Directions for this task - Return all of the data exactly, with nothing left out but the pictures.

◆ ◆ ◆ ◆ ◆

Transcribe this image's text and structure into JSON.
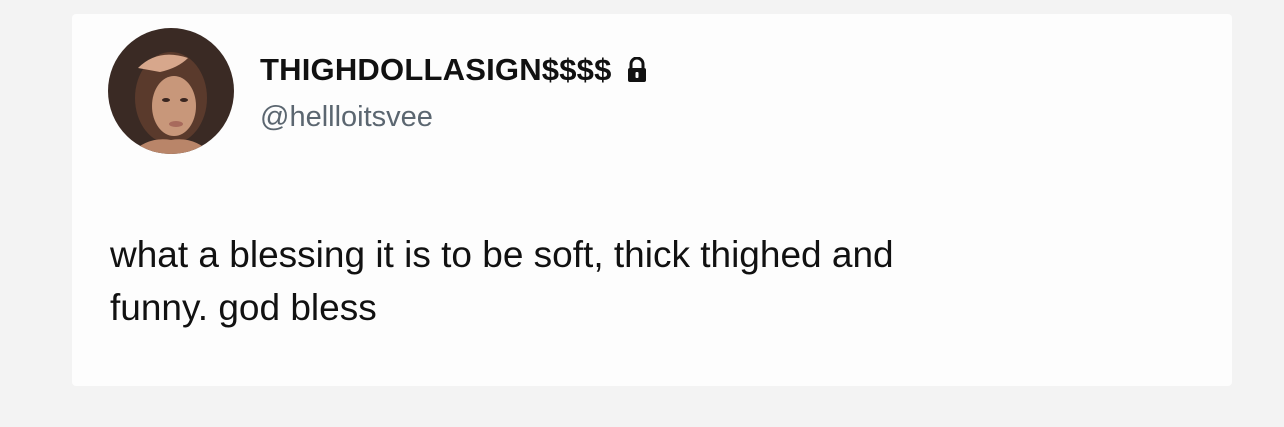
{
  "tweet": {
    "display_name": "THIGHDOLLASIGN$$$$",
    "handle": "@hellloitsvee",
    "protected_icon": "lock-icon",
    "avatar_icon": "profile-photo",
    "text_line_1": "what a blessing it is to be soft, thick thighed and",
    "text_line_2": "funny. god bless"
  },
  "colors": {
    "background": "#f3f3f3",
    "card": "#fdfdfd",
    "text": "#111111",
    "handle": "#5b6670"
  }
}
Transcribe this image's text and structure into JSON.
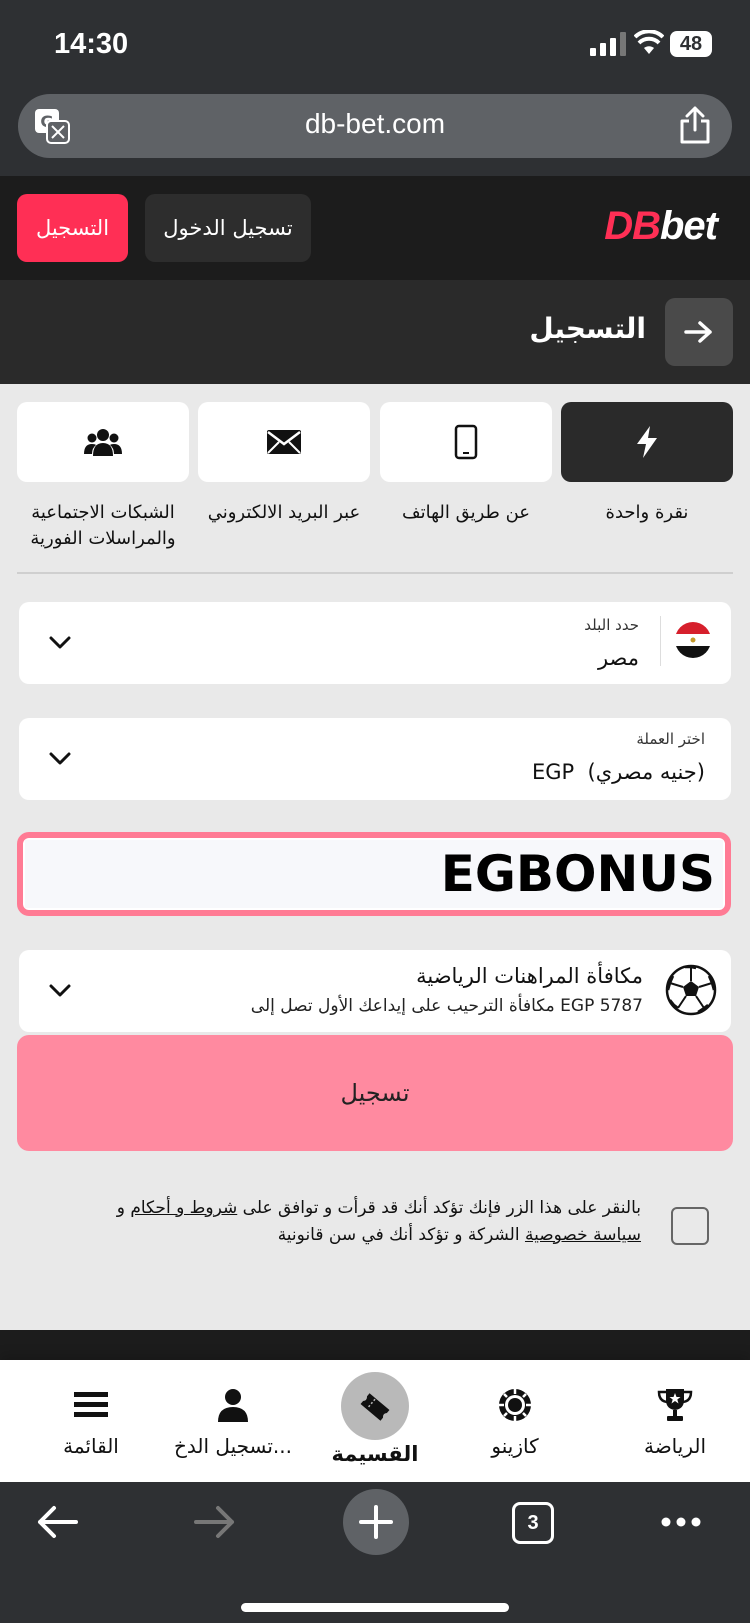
{
  "status_bar": {
    "time": "14:30",
    "battery": "48"
  },
  "browser": {
    "url": "db-bet.com",
    "tab_count": "3"
  },
  "header": {
    "logo_db": "DB",
    "logo_bet": "bet",
    "register_label": "التسجيل",
    "login_label": "تسجيل الدخول"
  },
  "page": {
    "title": "التسجيل"
  },
  "methods": [
    {
      "label": "نقرة واحدة",
      "icon": "lightning-icon",
      "active": true
    },
    {
      "label": "عن طريق الهاتف",
      "icon": "phone-icon",
      "active": false
    },
    {
      "label": "عبر البريد الالكتروني",
      "icon": "mail-icon",
      "active": false
    },
    {
      "label_line1": "الشبكات الاجتماعية",
      "label_line2": "والمراسلات الفورية",
      "icon": "users-icon",
      "active": false
    }
  ],
  "country": {
    "label": "حدد البلد",
    "value": "مصر"
  },
  "currency": {
    "label": "اختر العملة",
    "value": "EGP  (جنيه مصري)"
  },
  "promo_code": {
    "value": "EGBONUS"
  },
  "bonus": {
    "title": "مكافأة المراهنات الرياضية",
    "subtitle": "مكافأة الترحيب على إيداعك الأول تصل إلى EGP 5787"
  },
  "submit_label": "تسجيل",
  "terms": {
    "part1": "بالنقر على هذا الزر فإنك تؤكد أنك قد قرأت و توافق على ",
    "link1": "شروط و أحكام",
    "part2": " و ",
    "link2": "سياسة خصوصية",
    "part3": " الشركة و تؤكد أنك في سن قانونية"
  },
  "bottom_nav": [
    {
      "label": "الرياضة",
      "icon": "trophy-icon"
    },
    {
      "label": "كازينو",
      "icon": "casino-chip-icon"
    },
    {
      "label": "القسيمة",
      "icon": "ticket-icon"
    },
    {
      "label": "تسجيل الدخ...",
      "icon": "user-icon"
    },
    {
      "label": "القائمة",
      "icon": "menu-icon"
    }
  ],
  "colors": {
    "accent": "#ff2f55",
    "submit_bg": "#ff8aa0",
    "promo_border": "#ff7b94"
  }
}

◆ ◆ ◆ ◆ ◆

The output -
Transcribe this image's text and structure into JSON.
{
  "tweet": {
    "display_name": "THIGHDOLLASIGN$$$$",
    "handle": "@hellloitsvee",
    "protected_icon": "lock-icon",
    "avatar_icon": "profile-photo",
    "text_line_1": "what a blessing it is to be soft, thick thighed and",
    "text_line_2": "funny. god bless"
  },
  "colors": {
    "background": "#f3f3f3",
    "card": "#fdfdfd",
    "text": "#111111",
    "handle": "#5b6670"
  }
}
Transcribe this image's text and structure into JSON.
{
  "status_bar": {
    "time": "14:30",
    "battery": "48"
  },
  "browser": {
    "url": "db-bet.com",
    "tab_count": "3"
  },
  "header": {
    "logo_db": "DB",
    "logo_bet": "bet",
    "register_label": "التسجيل",
    "login_label": "تسجيل الدخول"
  },
  "page": {
    "title": "التسجيل"
  },
  "methods": [
    {
      "label": "نقرة واحدة",
      "icon": "lightning-icon",
      "active": true
    },
    {
      "label": "عن طريق الهاتف",
      "icon": "phone-icon",
      "active": false
    },
    {
      "label": "عبر البريد الالكتروني",
      "icon": "mail-icon",
      "active": false
    },
    {
      "label_line1": "الشبكات الاجتماعية",
      "label_line2": "والمراسلات الفورية",
      "icon": "users-icon",
      "active": false
    }
  ],
  "country": {
    "label": "حدد البلد",
    "value": "مصر"
  },
  "currency": {
    "label": "اختر العملة",
    "value": "EGP  (جنيه مصري)"
  },
  "promo_code": {
    "value": "EGBONUS"
  },
  "bonus": {
    "title": "مكافأة المراهنات الرياضية",
    "subtitle": "مكافأة الترحيب على إيداعك الأول تصل إلى EGP 5787"
  },
  "submit_label": "تسجيل",
  "terms": {
    "part1": "بالنقر على هذا الزر فإنك تؤكد أنك قد قرأت و توافق على ",
    "link1": "شروط و أحكام",
    "part2": " و ",
    "link2": "سياسة خصوصية",
    "part3": " الشركة و تؤكد أنك في سن قانونية"
  },
  "bottom_nav": [
    {
      "label": "الرياضة",
      "icon": "trophy-icon"
    },
    {
      "label": "كازينو",
      "icon": "casino-chip-icon"
    },
    {
      "label": "القسيمة",
      "icon": "ticket-icon"
    },
    {
      "label": "تسجيل الدخ...",
      "icon": "user-icon"
    },
    {
      "label": "القائمة",
      "icon": "menu-icon"
    }
  ],
  "colors": {
    "accent": "#ff2f55",
    "submit_bg": "#ff8aa0",
    "promo_border": "#ff7b94"
  }
}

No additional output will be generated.